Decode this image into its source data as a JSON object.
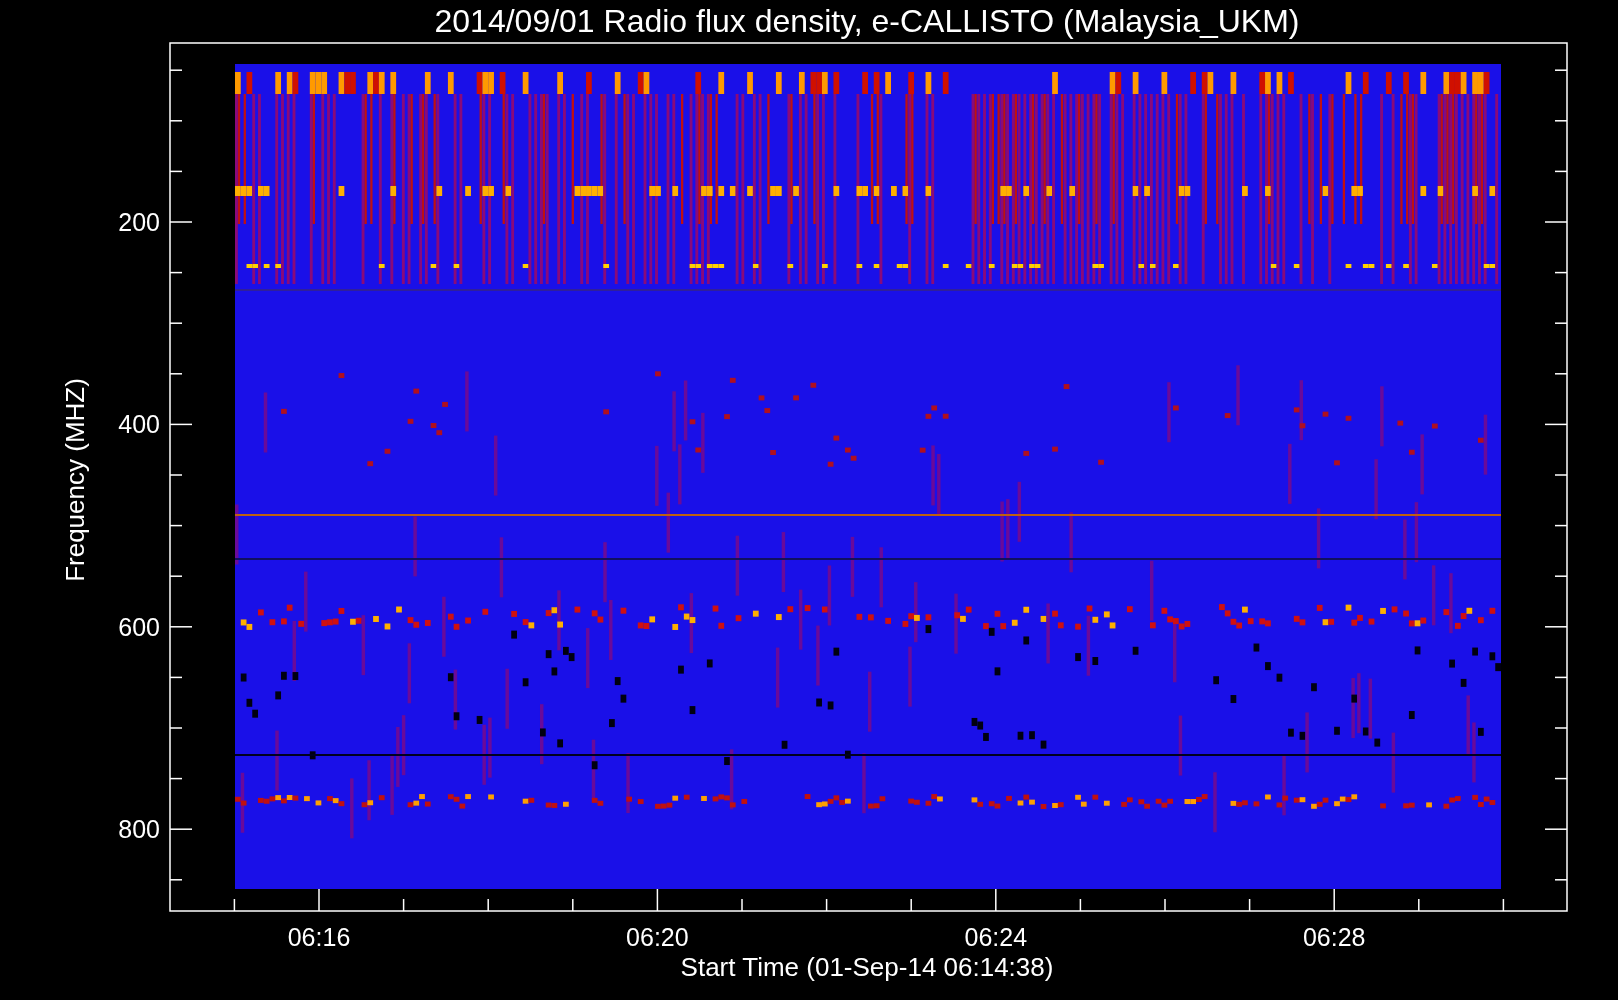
{
  "plot": {
    "title": "2014/09/01  Radio flux density, e-CALLISTO (Malaysia_UKM)",
    "xlabel": "Start Time (01-Sep-14 06:14:38)",
    "ylabel": "Frequency (MHZ)",
    "yticks": [
      "200",
      "400",
      "600",
      "800"
    ],
    "xticks": [
      "06:16",
      "06:20",
      "06:24",
      "06:28"
    ]
  }
}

***

> [WHAT TO WORK ON]: Copy every line of the data word for word, omitting the images.

> [ANSWER FOR THIS EXERCISE]:
Decode this image into its source data as a JSON object.
{
  "plot": {
    "title": "2014/09/01  Radio flux density, e-CALLISTO (Malaysia_UKM)",
    "xlabel": "Start Time (01-Sep-14 06:14:38)",
    "ylabel": "Frequency (MHZ)",
    "yticks": [
      "200",
      "400",
      "600",
      "800"
    ],
    "xticks": [
      "06:16",
      "06:20",
      "06:24",
      "06:28"
    ]
  }
}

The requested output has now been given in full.